◆ **LISTE DES TÂCHES**
1 > Dans la critique du film Être et avoir, dans quel département se trouve le petit village où le film a été tourné ?
2 > Poursuivez la critique du film Être et avoir à partir de sa dernière phrase.

◆ **TEXTE EXTRAIT**
++++++

Être et avoir

C’était mieux avant.

Voilà un petit miracle de tendresse et de qualité, filmé dans une France qui va bientôt ne plus exister. Celle où des instituteurs bienveillants, rigoureux, sereins, tentent de transmettre à de petits enfants tout ce qui fut la gloire de notre pays. Réactionnaire le film ? Bien sûr ! Et comment ! Un maître d’école semblable à ceux qui ont forgé le siècle et demi passé en s’appliquant à donner à tous les enfants les élémentaires Être et avoir ; c’est-à-dire les bases absolues de notre commune appartenance. Dans un petit, très petit village du Puy-de-Dôme, quelques gamins qui, sans doute, succéderont à leurs parents, à la charrue et à la moissonneuse, un instituteur qui a la passion de son métier d’éveilleur.

++++++

Enregistrements d'annotation de régions

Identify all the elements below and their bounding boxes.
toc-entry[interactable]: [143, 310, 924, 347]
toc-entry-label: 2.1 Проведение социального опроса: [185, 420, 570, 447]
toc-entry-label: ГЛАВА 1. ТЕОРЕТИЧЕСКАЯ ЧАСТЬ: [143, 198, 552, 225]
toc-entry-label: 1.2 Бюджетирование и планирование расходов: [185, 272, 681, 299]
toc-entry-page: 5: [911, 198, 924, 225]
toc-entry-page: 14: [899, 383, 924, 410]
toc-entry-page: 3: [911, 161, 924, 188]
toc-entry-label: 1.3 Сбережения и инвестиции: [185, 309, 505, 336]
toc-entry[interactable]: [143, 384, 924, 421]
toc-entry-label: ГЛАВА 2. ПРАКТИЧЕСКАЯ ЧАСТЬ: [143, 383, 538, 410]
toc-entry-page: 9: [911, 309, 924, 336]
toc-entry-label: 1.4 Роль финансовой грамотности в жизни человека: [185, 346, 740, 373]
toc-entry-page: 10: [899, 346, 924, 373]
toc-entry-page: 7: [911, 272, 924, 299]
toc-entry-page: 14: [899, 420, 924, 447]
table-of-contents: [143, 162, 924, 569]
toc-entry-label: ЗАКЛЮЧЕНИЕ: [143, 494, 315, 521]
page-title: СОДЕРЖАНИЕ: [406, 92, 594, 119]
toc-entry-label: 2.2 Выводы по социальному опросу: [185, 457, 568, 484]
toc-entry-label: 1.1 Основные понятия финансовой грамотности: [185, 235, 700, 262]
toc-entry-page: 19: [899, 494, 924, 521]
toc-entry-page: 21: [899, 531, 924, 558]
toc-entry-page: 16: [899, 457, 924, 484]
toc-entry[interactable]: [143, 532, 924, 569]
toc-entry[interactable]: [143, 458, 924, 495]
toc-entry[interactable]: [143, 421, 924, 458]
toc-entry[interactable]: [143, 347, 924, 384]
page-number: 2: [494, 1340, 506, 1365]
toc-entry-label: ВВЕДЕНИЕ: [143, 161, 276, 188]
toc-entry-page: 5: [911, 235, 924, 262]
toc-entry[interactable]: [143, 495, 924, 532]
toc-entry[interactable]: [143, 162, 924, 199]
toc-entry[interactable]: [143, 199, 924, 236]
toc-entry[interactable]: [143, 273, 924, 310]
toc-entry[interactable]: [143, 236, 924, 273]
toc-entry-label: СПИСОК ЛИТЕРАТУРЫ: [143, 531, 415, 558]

++++++

◆ **RÉPONSES**
1 > Dans le Puy-de-Dôme.

2 >
Dans le supplément du DVD le réalisateur Nicolas Philibert, habile documentariste, explique ce qu’il a voulu. Il a tourné La ville Louvre, sur la restructuration de notre merveilleux palais ; il tournera Le pays des sourds, sur ce monde étrange de l’infirmité. Il a eu l’envie et l’idée de se pencher sur une école de campagne, dans une région montagneuse, sans trop d’enfants (pour ne pas diluer l’attention du spectateur, pour que l’on puisse identifier facilement tous les protagonistes). Il a beaucoup cherché – plus de cent écoles, dit-il – jusqu’à trouver à Saint Étienne sur Usson, dans le Puy-de-Dôme, l’endroit idéal : une bonne douzaine d’enfants, plusieurs niveaux, des petites trombines sympathiques, de beaux paysages civilisés, propices à des images séduisantes.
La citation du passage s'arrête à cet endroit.